WRITTEN REQUEST
Reproduce the data below, substituting "x-axis-label" for every "x-tick-label" and changing nothing else; omit the pictures.

(Region and label listings)
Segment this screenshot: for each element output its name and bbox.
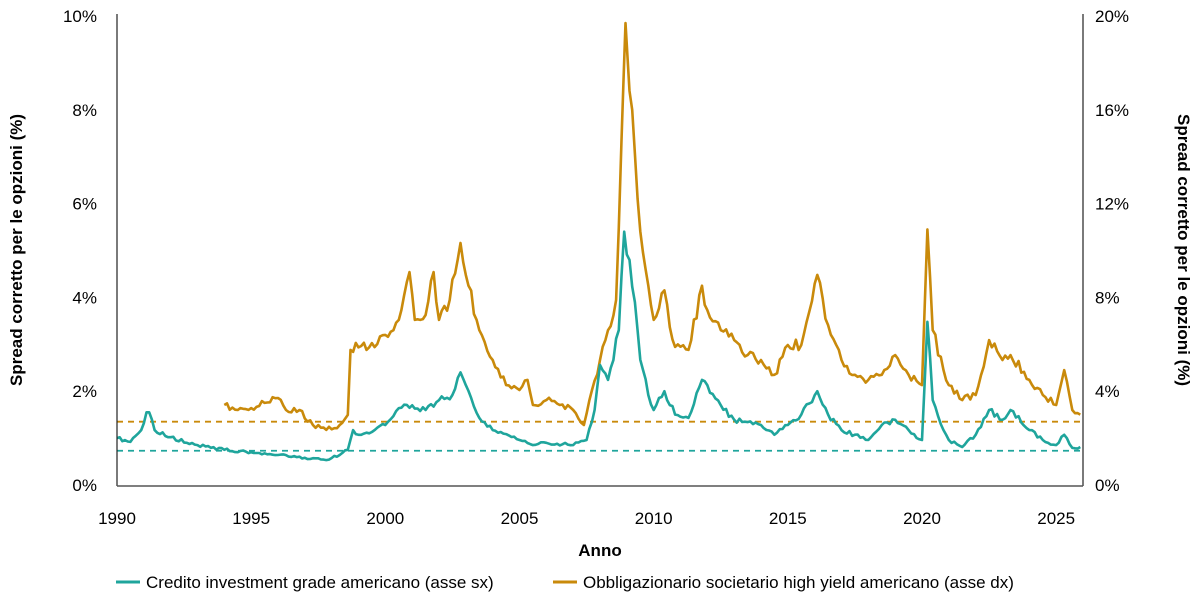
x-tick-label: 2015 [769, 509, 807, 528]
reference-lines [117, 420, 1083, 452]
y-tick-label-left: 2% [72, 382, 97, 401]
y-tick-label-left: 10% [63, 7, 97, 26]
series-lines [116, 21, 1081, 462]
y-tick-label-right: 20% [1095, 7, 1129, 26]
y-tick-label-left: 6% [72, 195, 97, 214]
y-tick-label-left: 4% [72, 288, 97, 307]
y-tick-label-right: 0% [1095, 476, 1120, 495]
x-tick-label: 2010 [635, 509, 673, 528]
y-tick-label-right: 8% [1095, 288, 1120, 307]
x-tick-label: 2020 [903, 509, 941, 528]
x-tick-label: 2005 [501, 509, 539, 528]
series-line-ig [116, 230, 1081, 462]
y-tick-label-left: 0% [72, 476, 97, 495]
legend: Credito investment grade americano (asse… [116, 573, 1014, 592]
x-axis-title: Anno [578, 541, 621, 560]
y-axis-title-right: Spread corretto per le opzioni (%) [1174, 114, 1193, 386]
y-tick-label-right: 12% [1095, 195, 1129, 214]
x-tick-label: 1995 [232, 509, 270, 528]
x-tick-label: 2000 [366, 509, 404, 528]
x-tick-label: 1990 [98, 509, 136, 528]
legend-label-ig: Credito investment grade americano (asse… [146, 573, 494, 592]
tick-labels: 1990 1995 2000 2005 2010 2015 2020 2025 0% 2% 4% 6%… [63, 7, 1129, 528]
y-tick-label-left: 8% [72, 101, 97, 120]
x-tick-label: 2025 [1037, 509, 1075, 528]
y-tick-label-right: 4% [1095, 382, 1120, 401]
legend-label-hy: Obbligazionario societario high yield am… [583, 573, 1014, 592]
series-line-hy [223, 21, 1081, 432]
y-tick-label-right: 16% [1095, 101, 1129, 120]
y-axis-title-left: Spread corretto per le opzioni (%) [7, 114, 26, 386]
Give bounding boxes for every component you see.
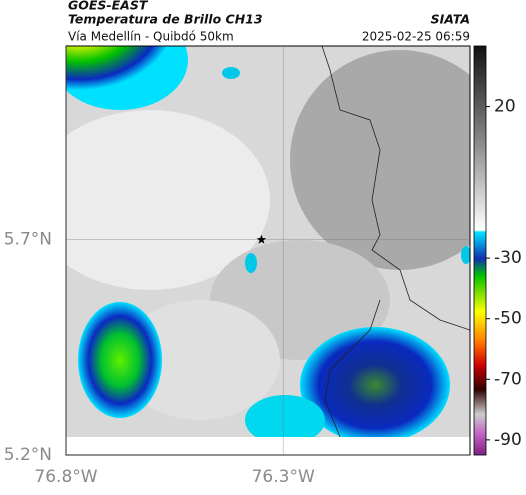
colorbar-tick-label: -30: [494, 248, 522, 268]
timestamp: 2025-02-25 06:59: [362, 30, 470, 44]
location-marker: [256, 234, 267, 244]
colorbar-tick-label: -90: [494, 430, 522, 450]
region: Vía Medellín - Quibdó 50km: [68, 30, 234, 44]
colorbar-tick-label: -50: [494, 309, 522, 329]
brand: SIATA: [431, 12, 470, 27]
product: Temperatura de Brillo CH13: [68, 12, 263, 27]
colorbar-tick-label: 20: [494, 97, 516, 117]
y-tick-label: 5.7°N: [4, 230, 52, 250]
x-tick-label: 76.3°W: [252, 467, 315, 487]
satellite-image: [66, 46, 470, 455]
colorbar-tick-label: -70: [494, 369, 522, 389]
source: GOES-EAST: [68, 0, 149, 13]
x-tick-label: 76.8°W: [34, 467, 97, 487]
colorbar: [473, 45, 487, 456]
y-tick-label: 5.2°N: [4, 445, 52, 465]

EXERCISE ANSWER
Segment this screenshot: for each element output its name and bbox.
x-axis-label: 2015 [769, 509, 807, 528]
reference-lines [117, 420, 1083, 452]
y-tick-label-left: 2% [72, 382, 97, 401]
y-tick-label-left: 10% [63, 7, 97, 26]
series-lines [116, 21, 1081, 462]
y-tick-label-right: 20% [1095, 7, 1129, 26]
y-tick-label-left: 6% [72, 195, 97, 214]
y-tick-label-left: 4% [72, 288, 97, 307]
y-tick-label-right: 0% [1095, 476, 1120, 495]
x-axis-label: 2010 [635, 509, 673, 528]
y-tick-label-right: 8% [1095, 288, 1120, 307]
x-axis-label: 2020 [903, 509, 941, 528]
x-axis-label: 2005 [501, 509, 539, 528]
series-line-ig [116, 230, 1081, 462]
y-tick-label-left: 0% [72, 476, 97, 495]
legend: Credito investment grade americano (asse… [116, 573, 1014, 592]
x-axis-title: Anno [578, 541, 621, 560]
y-axis-title-right: Spread corretto per le opzioni (%) [1174, 114, 1193, 386]
y-tick-label-right: 12% [1095, 195, 1129, 214]
x-axis-label: 1995 [232, 509, 270, 528]
x-axis-label: 2000 [366, 509, 404, 528]
x-axis-label: 1990 [98, 509, 136, 528]
legend-label-ig: Credito investment grade americano (asse… [146, 573, 494, 592]
tick-labels: 1990 1995 2000 2005 2010 2015 2020 2025 0% 2% 4% 6%… [63, 7, 1129, 528]
y-tick-label-left: 8% [72, 101, 97, 120]
x-axis-label: 2025 [1037, 509, 1075, 528]
y-tick-label-right: 4% [1095, 382, 1120, 401]
legend-label-hy: Obbligazionario societario high yield am… [583, 573, 1014, 592]
series-line-hy [223, 21, 1081, 432]
y-tick-label-right: 16% [1095, 101, 1129, 120]
y-axis-title-left: Spread corretto per le opzioni (%) [7, 114, 26, 386]
Give bounding boxes for every component you see.
colorbar-tick-label: -30: [494, 248, 522, 268]
timestamp: 2025-02-25 06:59: [362, 30, 470, 44]
location-marker: [256, 234, 267, 244]
colorbar-tick-label: -90: [494, 430, 522, 450]
region: Vía Medellín - Quibdó 50km: [68, 30, 234, 44]
colorbar-tick-label: -50: [494, 309, 522, 329]
brand: SIATA: [431, 12, 470, 27]
product: Temperatura de Brillo CH13: [68, 12, 263, 27]
colorbar-tick-label: 20: [494, 97, 516, 117]
y-tick-label: 5.7°N: [4, 230, 52, 250]
x-axis-label: 76.3°W: [252, 467, 315, 487]
satellite-image: [66, 46, 470, 455]
colorbar-tick-label: -70: [494, 369, 522, 389]
source: GOES-EAST: [68, 0, 149, 13]
x-axis-label: 76.8°W: [34, 467, 97, 487]
colorbar: [473, 45, 487, 456]
y-tick-label: 5.2°N: [4, 445, 52, 465]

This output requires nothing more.